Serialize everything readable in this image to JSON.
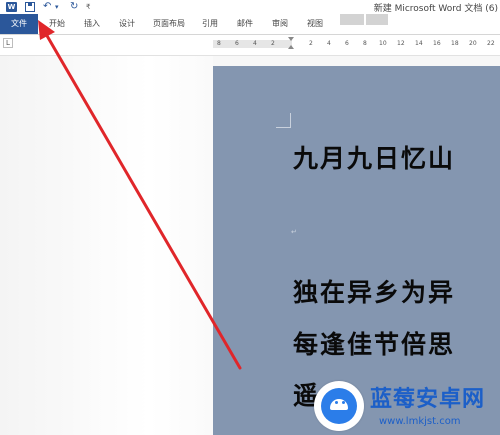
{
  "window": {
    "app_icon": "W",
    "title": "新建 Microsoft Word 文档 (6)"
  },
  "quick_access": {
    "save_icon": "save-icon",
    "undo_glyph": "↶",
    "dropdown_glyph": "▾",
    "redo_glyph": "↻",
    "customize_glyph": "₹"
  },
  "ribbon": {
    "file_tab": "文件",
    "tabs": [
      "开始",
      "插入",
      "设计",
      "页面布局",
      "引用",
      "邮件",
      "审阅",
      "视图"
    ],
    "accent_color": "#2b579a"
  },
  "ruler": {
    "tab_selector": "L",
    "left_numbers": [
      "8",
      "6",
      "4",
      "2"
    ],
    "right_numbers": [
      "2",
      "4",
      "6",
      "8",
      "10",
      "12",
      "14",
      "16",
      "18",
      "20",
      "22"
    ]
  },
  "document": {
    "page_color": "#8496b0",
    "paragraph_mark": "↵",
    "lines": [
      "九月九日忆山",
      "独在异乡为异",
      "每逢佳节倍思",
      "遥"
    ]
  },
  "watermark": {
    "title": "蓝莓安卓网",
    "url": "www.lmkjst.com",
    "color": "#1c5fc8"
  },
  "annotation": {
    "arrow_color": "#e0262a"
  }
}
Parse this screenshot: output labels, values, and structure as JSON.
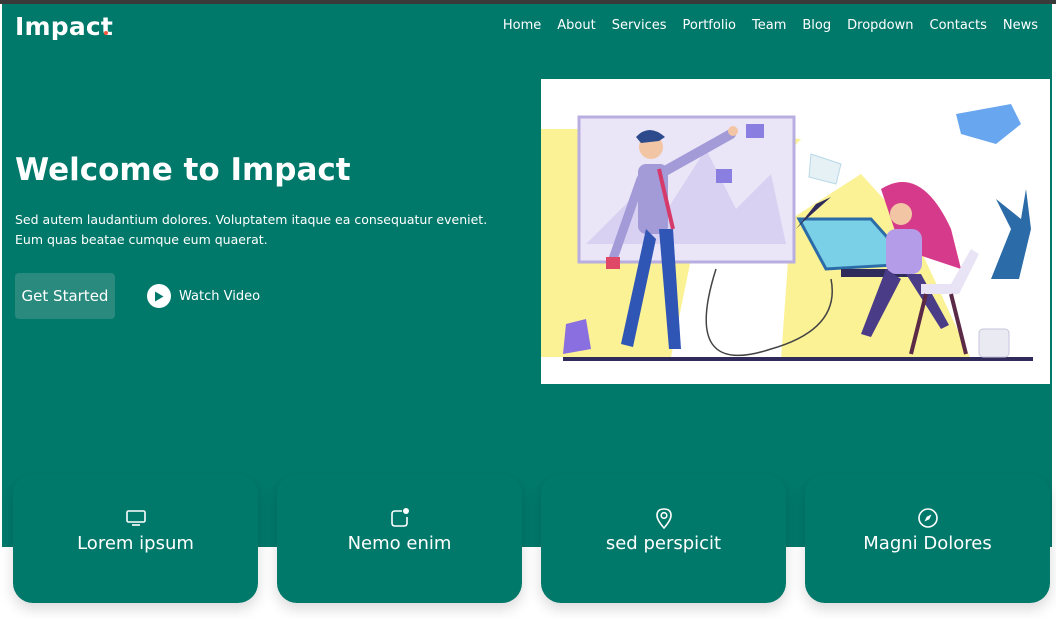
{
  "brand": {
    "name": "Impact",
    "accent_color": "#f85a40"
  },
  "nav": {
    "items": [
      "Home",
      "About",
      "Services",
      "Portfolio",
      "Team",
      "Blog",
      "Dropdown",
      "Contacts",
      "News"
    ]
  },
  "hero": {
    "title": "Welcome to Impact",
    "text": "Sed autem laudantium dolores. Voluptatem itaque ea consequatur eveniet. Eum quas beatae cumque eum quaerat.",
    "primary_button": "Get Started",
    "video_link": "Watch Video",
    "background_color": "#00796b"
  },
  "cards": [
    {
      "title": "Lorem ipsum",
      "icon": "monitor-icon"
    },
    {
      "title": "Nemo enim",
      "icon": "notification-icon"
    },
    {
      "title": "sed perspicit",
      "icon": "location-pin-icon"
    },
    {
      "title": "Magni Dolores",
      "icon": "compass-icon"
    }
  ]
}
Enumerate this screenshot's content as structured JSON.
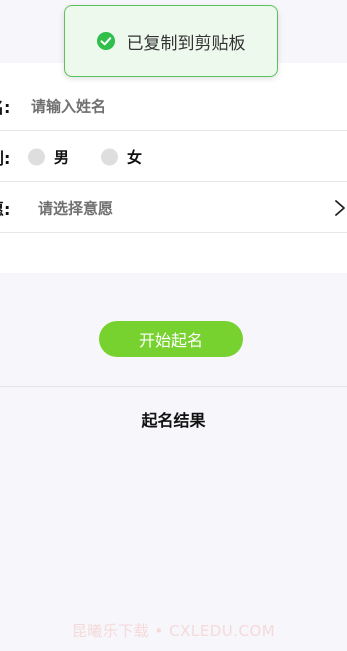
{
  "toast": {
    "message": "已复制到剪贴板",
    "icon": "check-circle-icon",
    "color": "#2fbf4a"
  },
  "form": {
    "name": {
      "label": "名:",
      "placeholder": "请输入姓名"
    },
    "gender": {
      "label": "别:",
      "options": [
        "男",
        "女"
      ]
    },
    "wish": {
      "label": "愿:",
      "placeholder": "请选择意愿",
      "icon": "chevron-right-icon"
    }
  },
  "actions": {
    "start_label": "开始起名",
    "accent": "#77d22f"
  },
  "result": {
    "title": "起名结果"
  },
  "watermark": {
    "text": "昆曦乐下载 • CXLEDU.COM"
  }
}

- _OBJECTIVE_:
Identify every line where the string "JSON" appears.

- _RESULT FOR THIS EXERCISE_:
Serialize everything readable in this image to JSON.
Parse this screenshot: output labels, values, and structure as JSON.
Enumerate this screenshot's content as structured JSON.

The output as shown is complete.